BEGIN Input

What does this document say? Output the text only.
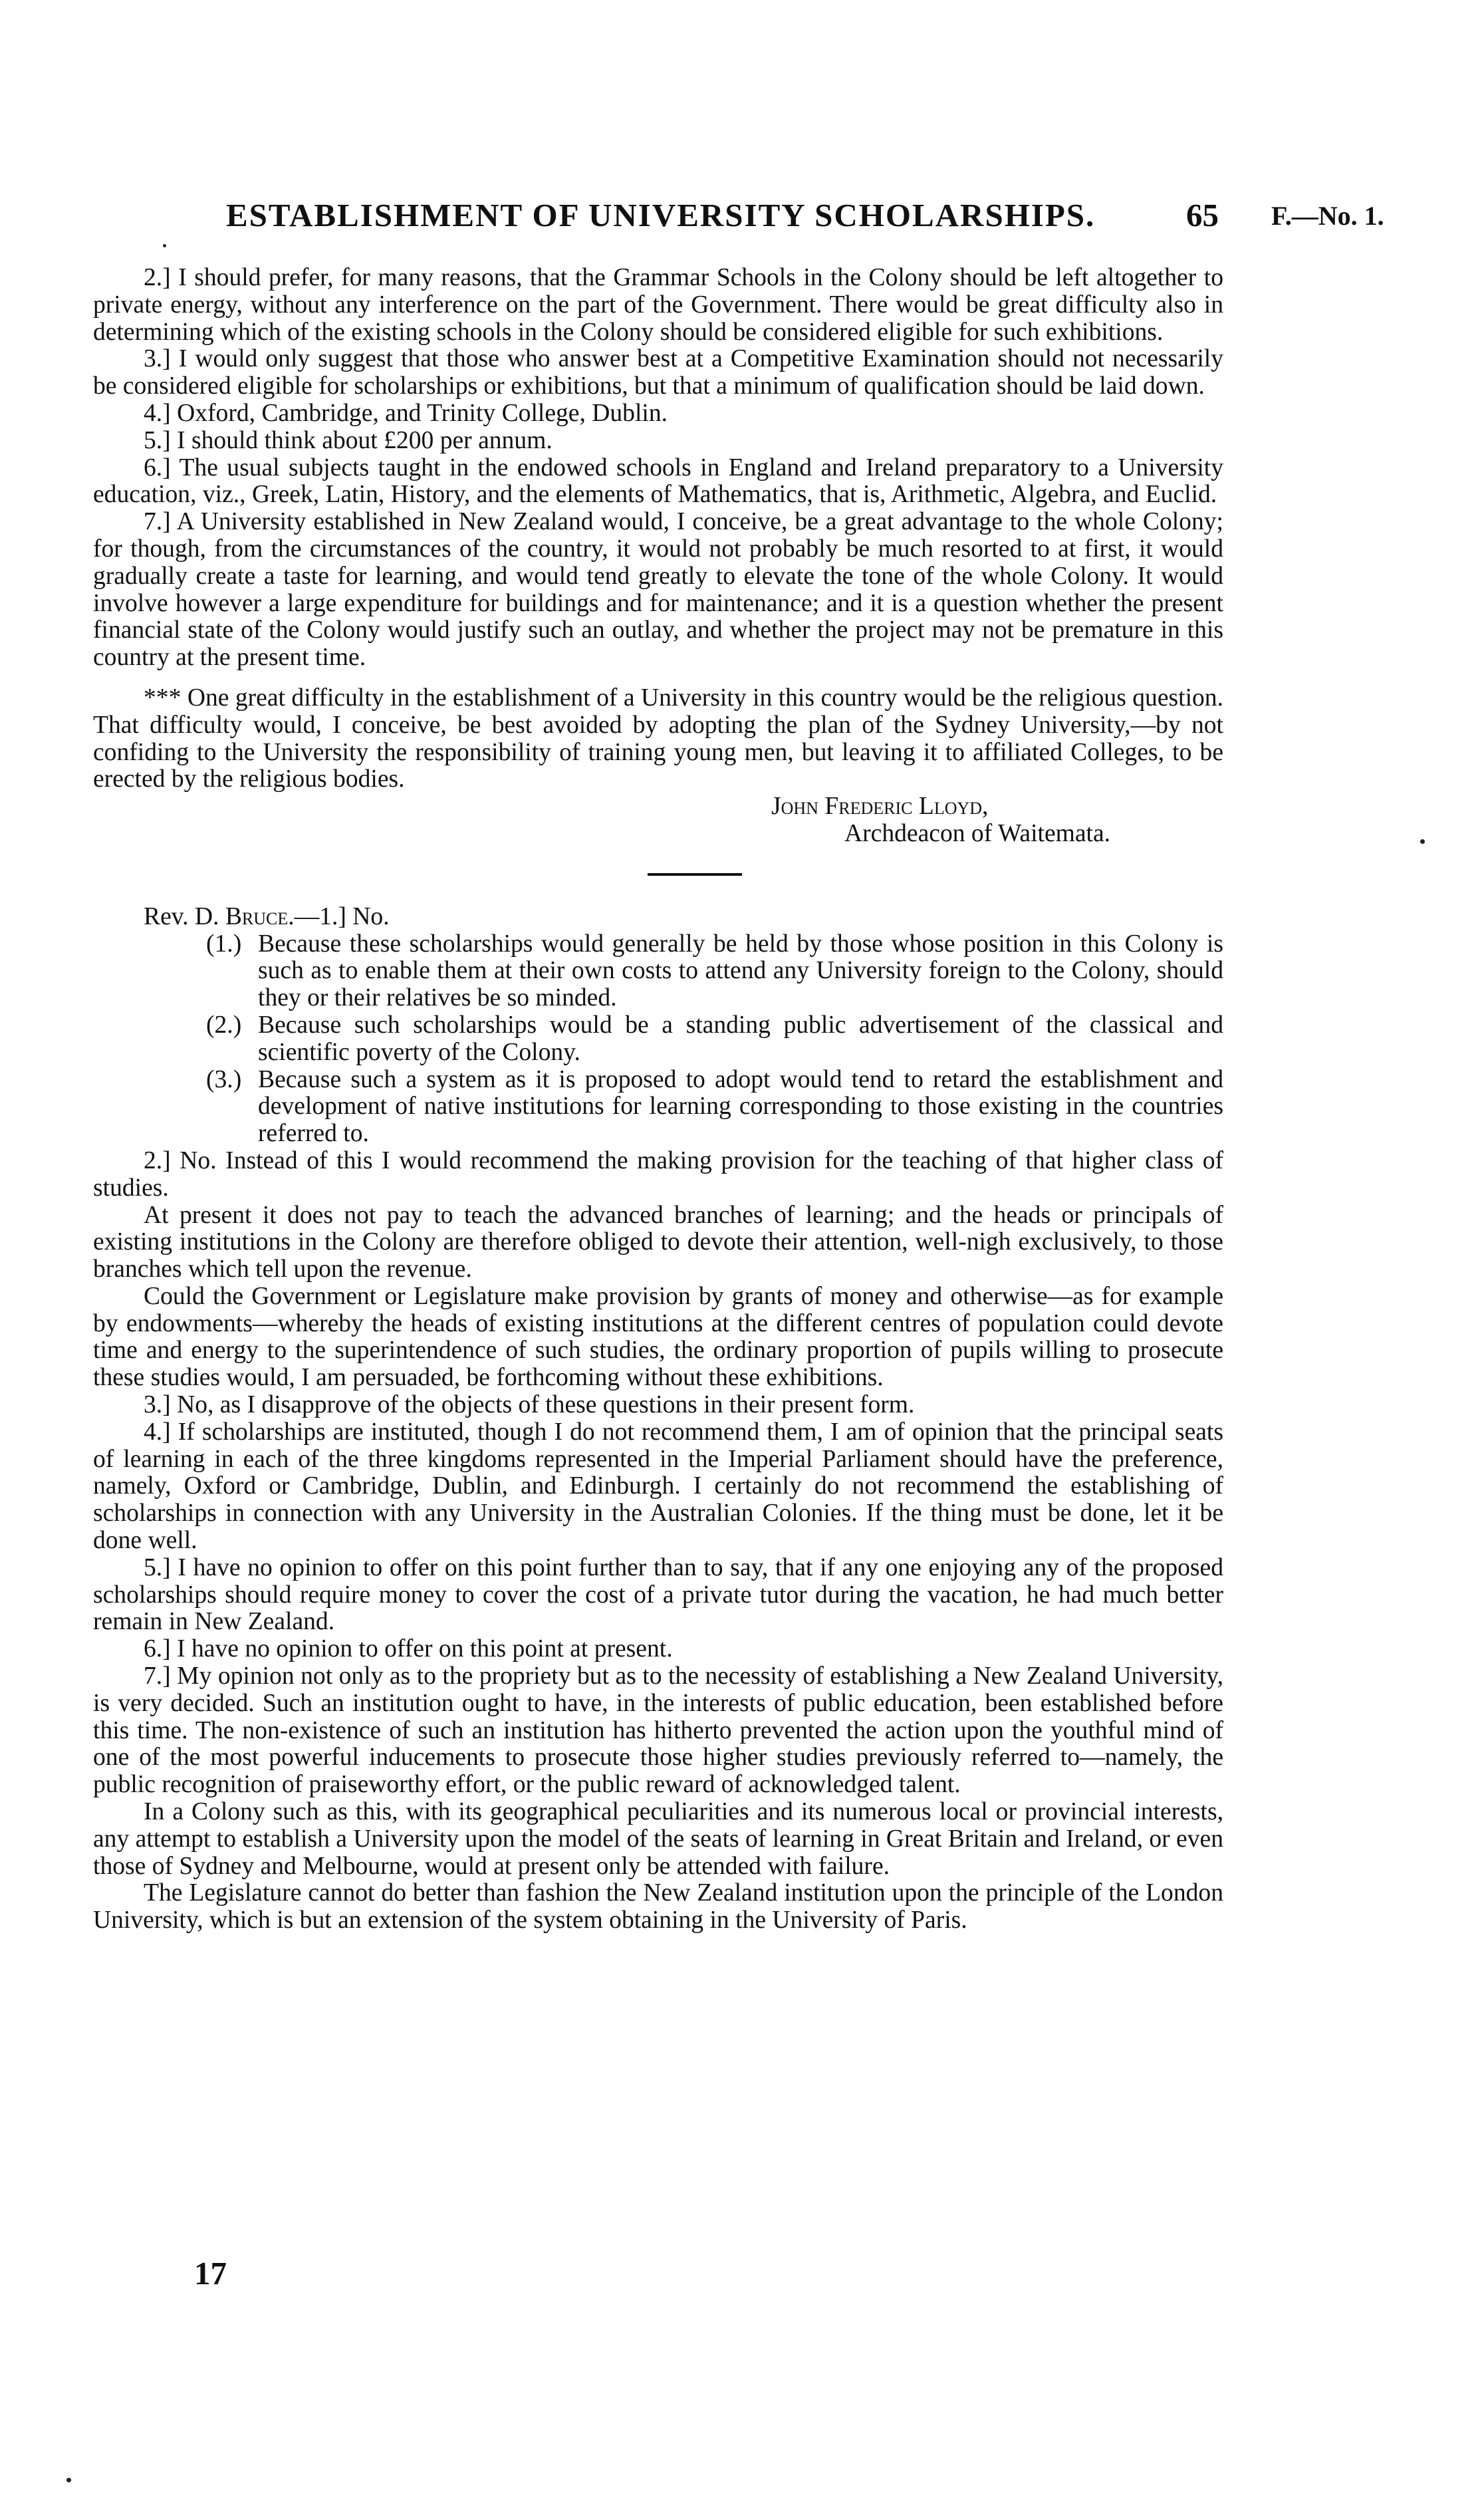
ESTABLISHMENT OF UNIVERSITY SCHOLARSHIPS.	65 F.—No. 1.

2.] I should prefer, for many reasons, that the Grammar Schools in the Colony should be left altogether to private energy, without any interference on the part of the Government. There would be great difficulty also in determining which of the existing schools in the Colony should be considered eligible for such exhibitions.

3.] I would only suggest that those who answer best at a Competitive Examination should not necessarily be considered eligible for scholarships or exhibitions, but that a minimum of qualification should be laid down.

4.] Oxford, Cambridge, and Trinity College, Dublin.

5.] I should think about £200 per annum.

6.] The usual subjects taught in the endowed schools in England and Ireland preparatory to a University education, viz., Greek, Latin, History, and the elements of Mathematics, that is, Arithmetic, Algebra, and Euclid.

7.] A University established in New Zealand would, I conceive, be a great advantage to the whole Colony; for though, from the circumstances of the country, it would not probably be much resorted to at first, it would gradually create a taste for learning, and would tend greatly to elevate the tone of the whole Colony. It would involve however a large expenditure for buildings and for maintenance; and it is a question whether the present financial state of the Colony would justify such an outlay, and whether the project may not be premature in this country at the present time.

*** One great difficulty in the establishment of a University in this country would be the religious question. That difficulty would, I conceive, be best avoided by adopting the plan of the Sydney University,—by not confiding to the University the responsibility of training young men, but leaving it to affiliated Colleges, to be erected by the religious bodies.

John Frederic Lloyd,
Archdeacon of Waitemata.

Rev. D. Bruce.—1.] No.

(1.) Because these scholarships would generally be held by those whose position in this Colony is such as to enable them at their own costs to attend any University foreign to the Colony, should they or their relatives be so minded.
(2.) Because such scholarships would be a standing public advertisement of the classical and scientific poverty of the Colony.
(3.) Because such a system as it is proposed to adopt would tend to retard the establishment and development of native institutions for learning corresponding to those existing in the countries referred to.

2.] No. Instead of this I would recommend the making provision for the teaching of that higher class of studies.

At present it does not pay to teach the advanced branches of learning; and the heads or principals of existing institutions in the Colony are therefore obliged to devote their attention, well-nigh exclusively, to those branches which tell upon the revenue.

Could the Government or Legislature make provision by grants of money and otherwise—as for example by endowments—whereby the heads of existing institutions at the different centres of population could devote time and energy to the superintendence of such studies, the ordinary proportion of pupils willing to prosecute these studies would, I am persuaded, be forthcoming without these exhibitions.

3.] No, as I disapprove of the objects of these questions in their present form.

4.] If scholarships are instituted, though I do not recommend them, I am of opinion that the principal seats of learning in each of the three kingdoms represented in the Imperial Parliament should have the preference, namely, Oxford or Cambridge, Dublin, and Edinburgh. I certainly do not recommend the establishing of scholarships in connection with any University in the Australian Colonies. If the thing must be done, let it be done well.

5.] I have no opinion to offer on this point further than to say, that if any one enjoying any of the proposed scholarships should require money to cover the cost of a private tutor during the vacation, he had much better remain in New Zealand.

6.] I have no opinion to offer on this point at present.

7.] My opinion not only as to the propriety but as to the necessity of establishing a New Zealand University, is very decided. Such an institution ought to have, in the interests of public education, been established before this time. The non-existence of such an institution has hitherto prevented the action upon the youthful mind of one of the most powerful inducements to prosecute those higher studies previously referred to—namely, the public recognition of praiseworthy effort, or the public reward of acknowledged talent.

In a Colony such as this, with its geographical peculiarities and its numerous local or provincial interests, any attempt to establish a University upon the model of the seats of learning in Great Britain and Ireland, or even those of Sydney and Melbourne, would at present only be attended with failure.

The Legislature cannot do better than fashion the New Zealand institution upon the principle of the London University, which is but an extension of the system obtaining in the University of Paris.

17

END Input

Exercise goal:
Work out how many lines of the listing above include the word "well". Report only the number.

Finished task:
2